Applying for graduate jobs can often be a laborious and painstaking task – one which involves a huge amount of time and energy but does not always translate into tangible rewards. When I was in my final year at university I felt the inadvertent pressure to secure a graduate job as soon as possible and I found myself rushing through as many application forms as I could squeeze into my already full days.
Now, as I start my career in Management Consultancy with Nine Feet Tall, and having completed a number of fantastic 9Plus training courses, I have learned the parallels between running a project and embarking on the long, cyclical process of applying for jobs. As it turns out, I could have used my time and my efforts far more efficiently so here are 9 tips from a 9Start graduate on how to tackle the job application process:
- Don’t forget the smaller players – When starting any new project, it is essential to have a complete understanding of all the stakeholders who may be affected by change. All too often projects get caught up in meeting the needs of senior stakeholders and sponsors and losing sight of the less well known in the organisation. The same can be said for Graduates who get attracted to the prestige of blue chip organisations and forget about the little guys! Of the 60,000 graduate jobs available, only 16,000 are with blue chip companies and the other 44,000 are with SME’s who are desperate to hire bright young graduates. More and more smaller companies are developing robust graduate programmes with an excellent training offering and the chance to gain first-hand work experience from the outset, often with more responsibility and less bureaucracy. Remember SME’s cannot always advertise in the obvious places so keep an eye on the local industry press and local business news for vacancies.
- Define the Scope – A healthy project will have a clearly defined and well communicated scope which is managed collaboratively between the project sponsor and project team. If the scope is not widely understood then you run the risk of developing a solution that the client does not want. Before applying for any role, graduates should gain a thorough understanding of what the employer is looking for in terms of experience, qualifications and personal attributes. Graduates should not be afraid to contact potential employers in advance of submitting an application; they will be only too happy to answer any questions you may have to help give you a better insight into the position.
- Add Value to an Organisation – Here at Nine Feet Tall we pride ourselves on being able to add real and tangible value for our clients which helps us distinguish ourselves from the competition. As a graduate, you need to think less about what benefits you may receive from a prospective organisation and more about how you can add value to their business over and above anyone else applying for the role. Value does not necessarily equate to tangible benefits such as having the ability to generate extra revenue in your first week – value to an organisation could also be something like having a thorough understanding of Microsoft Excel, which is knowledge you may be able to share to other members of the team.

| STATED TASK A |
Please switch "warning-icon" to "alert-icon" in the records, starting at their first line and ending at the line that contains "exposure: Indirect [436, 712, 473, 724]", and write out those lines again with everything else unchanged.
| STATED TASK B |
Carry on the piece about applying for graduate jobs from the point where it stops.

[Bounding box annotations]
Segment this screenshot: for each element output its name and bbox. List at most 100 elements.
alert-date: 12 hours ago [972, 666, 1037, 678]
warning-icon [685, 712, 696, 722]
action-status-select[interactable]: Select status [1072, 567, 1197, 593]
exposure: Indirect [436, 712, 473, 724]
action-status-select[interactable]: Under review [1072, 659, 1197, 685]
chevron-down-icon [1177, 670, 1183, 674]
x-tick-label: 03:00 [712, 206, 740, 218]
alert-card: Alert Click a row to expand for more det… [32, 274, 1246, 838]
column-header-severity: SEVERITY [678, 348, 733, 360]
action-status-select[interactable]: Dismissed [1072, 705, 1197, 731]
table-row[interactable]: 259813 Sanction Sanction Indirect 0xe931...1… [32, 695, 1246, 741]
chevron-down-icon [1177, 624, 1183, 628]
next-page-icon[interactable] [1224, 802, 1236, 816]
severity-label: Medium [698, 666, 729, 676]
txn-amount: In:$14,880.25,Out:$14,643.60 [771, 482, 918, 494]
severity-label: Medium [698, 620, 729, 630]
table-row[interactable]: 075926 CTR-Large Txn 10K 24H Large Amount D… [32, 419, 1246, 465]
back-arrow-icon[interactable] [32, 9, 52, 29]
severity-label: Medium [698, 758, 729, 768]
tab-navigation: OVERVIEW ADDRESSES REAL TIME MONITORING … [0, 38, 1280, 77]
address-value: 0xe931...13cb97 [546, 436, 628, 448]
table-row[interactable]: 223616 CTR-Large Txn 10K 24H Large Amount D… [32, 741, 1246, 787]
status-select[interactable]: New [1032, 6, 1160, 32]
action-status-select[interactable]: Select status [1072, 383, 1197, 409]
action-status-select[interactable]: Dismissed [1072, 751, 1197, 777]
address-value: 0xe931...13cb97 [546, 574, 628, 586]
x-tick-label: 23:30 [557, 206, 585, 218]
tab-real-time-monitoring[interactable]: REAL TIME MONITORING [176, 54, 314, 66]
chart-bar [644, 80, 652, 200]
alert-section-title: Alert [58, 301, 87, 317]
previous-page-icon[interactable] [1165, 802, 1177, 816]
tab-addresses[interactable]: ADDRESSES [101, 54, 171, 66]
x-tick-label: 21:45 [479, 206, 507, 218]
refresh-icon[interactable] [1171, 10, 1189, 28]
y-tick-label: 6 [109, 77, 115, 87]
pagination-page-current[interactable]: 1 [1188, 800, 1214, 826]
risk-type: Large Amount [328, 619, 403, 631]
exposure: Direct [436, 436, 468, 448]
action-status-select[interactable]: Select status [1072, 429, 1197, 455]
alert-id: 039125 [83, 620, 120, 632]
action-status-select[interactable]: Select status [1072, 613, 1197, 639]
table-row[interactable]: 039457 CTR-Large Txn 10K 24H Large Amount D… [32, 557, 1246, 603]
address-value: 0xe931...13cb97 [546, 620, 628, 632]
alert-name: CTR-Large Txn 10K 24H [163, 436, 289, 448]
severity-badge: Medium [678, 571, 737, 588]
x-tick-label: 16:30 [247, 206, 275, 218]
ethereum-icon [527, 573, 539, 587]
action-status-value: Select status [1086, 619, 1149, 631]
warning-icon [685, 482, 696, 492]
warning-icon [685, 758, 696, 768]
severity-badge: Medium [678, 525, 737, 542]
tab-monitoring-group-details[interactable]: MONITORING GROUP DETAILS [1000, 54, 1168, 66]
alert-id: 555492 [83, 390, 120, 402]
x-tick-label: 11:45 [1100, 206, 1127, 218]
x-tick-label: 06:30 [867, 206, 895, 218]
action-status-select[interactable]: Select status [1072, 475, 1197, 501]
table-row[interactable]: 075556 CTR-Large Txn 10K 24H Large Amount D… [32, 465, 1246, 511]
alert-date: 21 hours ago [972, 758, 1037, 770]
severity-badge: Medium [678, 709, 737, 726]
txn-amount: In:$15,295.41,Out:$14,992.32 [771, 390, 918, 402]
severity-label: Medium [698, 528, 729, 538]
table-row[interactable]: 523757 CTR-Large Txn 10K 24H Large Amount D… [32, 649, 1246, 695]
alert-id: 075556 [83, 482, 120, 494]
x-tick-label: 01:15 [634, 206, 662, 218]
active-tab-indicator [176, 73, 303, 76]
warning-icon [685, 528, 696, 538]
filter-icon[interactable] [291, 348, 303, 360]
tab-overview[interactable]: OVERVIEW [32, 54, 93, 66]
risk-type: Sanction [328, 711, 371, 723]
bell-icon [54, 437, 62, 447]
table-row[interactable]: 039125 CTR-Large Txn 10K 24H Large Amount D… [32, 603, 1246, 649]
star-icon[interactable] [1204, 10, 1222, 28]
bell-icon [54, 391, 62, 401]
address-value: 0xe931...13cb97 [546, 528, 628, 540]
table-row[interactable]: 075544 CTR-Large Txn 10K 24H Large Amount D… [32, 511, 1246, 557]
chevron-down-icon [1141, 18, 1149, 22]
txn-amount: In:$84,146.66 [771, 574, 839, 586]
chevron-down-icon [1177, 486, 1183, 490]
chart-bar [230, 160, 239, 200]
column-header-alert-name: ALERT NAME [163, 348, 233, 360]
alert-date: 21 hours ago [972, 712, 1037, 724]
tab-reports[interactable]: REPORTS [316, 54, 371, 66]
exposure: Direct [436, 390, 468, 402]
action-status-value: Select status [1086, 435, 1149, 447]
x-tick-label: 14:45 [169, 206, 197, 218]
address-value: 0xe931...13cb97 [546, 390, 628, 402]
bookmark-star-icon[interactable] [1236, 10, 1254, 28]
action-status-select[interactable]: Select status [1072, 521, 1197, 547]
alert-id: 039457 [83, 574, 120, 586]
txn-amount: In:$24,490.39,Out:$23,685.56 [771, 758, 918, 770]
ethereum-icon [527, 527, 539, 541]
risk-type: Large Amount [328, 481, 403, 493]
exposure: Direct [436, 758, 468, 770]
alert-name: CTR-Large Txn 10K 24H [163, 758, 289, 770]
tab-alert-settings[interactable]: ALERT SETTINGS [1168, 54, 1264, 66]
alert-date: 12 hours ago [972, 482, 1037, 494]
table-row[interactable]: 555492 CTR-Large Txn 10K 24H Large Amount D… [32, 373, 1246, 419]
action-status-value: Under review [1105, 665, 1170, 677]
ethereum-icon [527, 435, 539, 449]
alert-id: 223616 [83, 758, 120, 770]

| EXERCISE RESPONSE A |
Segment this screenshot: for each element output its name and bbox. List at most 100 elements.
alert-date: 12 hours ago [972, 666, 1037, 678]
alert-icon [685, 712, 696, 722]
action-status-select[interactable]: Select status [1072, 567, 1197, 593]
exposure: Indirect [436, 712, 473, 724]

| EXERCISE RESPONSE B |
- Document Management – Keeping project documentation in order is an understated and often overlooked task during a project. Being able to create, collate and record information from a number of different sources is a vital technique. As a job seeker you often find yourself with numerous copies of your CV, multiple different cover letters, notes and application forms created for a range of different roles. Having a logical folder system on your laptop will help you clear up your desktop and enable you to quickly locate relevant documents for specific jobs you have applied for; you could easily need to refer back to these again if you are called for an interview. But don’t forget to back it all up on a separate system!
- Keep an eye on your audit trail – Clients may wish to audit a project at any point in its lifecycle so it is imperative that documents are accessible, up-to-date and accurate. The same can be said for a graduate’s digital footprint; employers are now using social media sites such as Facebook, LinkedIn and Twitter more and more to scope out potential employees. It is really important that you update your security settings on personal networking sites such as Facebook and Twitter. If you use LinkedIn, make sure the information displayed is up to date and your career history matches that on your CV to avoid any inconsistencies.
- Keep it simple and cut the jargon – Employers, like clients, don’t want to wade through pages and pages of jargon before they reach the information they are looking for. Keep CVs short and concise and do not bombard employers with fancy language and lingo. The same can be said for interviews – keep your answers short, snappy and to-the-point so your interviewer does not lose interest. Practice is the key for this one!
- It’s all about the Image – Making a good first impression is important in any social situation let alone meeting a client for the first time or sitting down in front of an interview panel. Actions tell a thousand words, and how you present yourself will often be how you are remembered, particularly if your interviewer is seeing many like-minded graduates as well as you. An interview is also an opportunity for the employer to see how you may look and behave in front of a client or customer, so make sure you get it right. Remember what your mum always told you – dress smart, don’t be late and be polite.
- Celebrate Success – Celebrating the achievements of your team is a crucial part of any project, not only to maintain morale among staff but to explicitly mark positive success and progress. Graduates need to be thinking about how they have contributed to the success of teams they have worked in, and this should be highlighted on your CV. Employers don’t just want to know about what you have done in your career so far; they are far more interested in what you achieved in that role and how you made a positive impact. For example – getting a first-class mark in a group presentation at university is an impressive feat that employers will want to know about. But if you also document your personal contribution to the success of that team (be it writing up the minutes of your weekly meetings or setting up a group forum to improve communications within your group) employers will be able to get a feel for the intrinsic skills you possess.
- Continuous Improvement – The idea of continuous improvement is a hot topic for today’s businesses, and organisations are always looking to develop ways to out-compete their rivals and remain profitable. Even at a project level, it is important to evaluate what went well, what didn’t go so well and what could be done better next time. Like businesses, graduates must seek to learn from their experiences and continue to better the way in which they tackle job applications and interviews. It is no secret that there is a huge amount of competition for graduate roles and it is likely that grads will be unsuccessful for some positions they apply for. Take time to evaluate what went well, seek feedback from interviews if you are unsuccessful and try and use that insight effectively before you begin your next application.
If you are interested in finding out more about Nine Feet Tall’s award winning graduate development programme, please visit http://www.ninefeettall.com/careers/entry-level/. Applications are now open until 19th February.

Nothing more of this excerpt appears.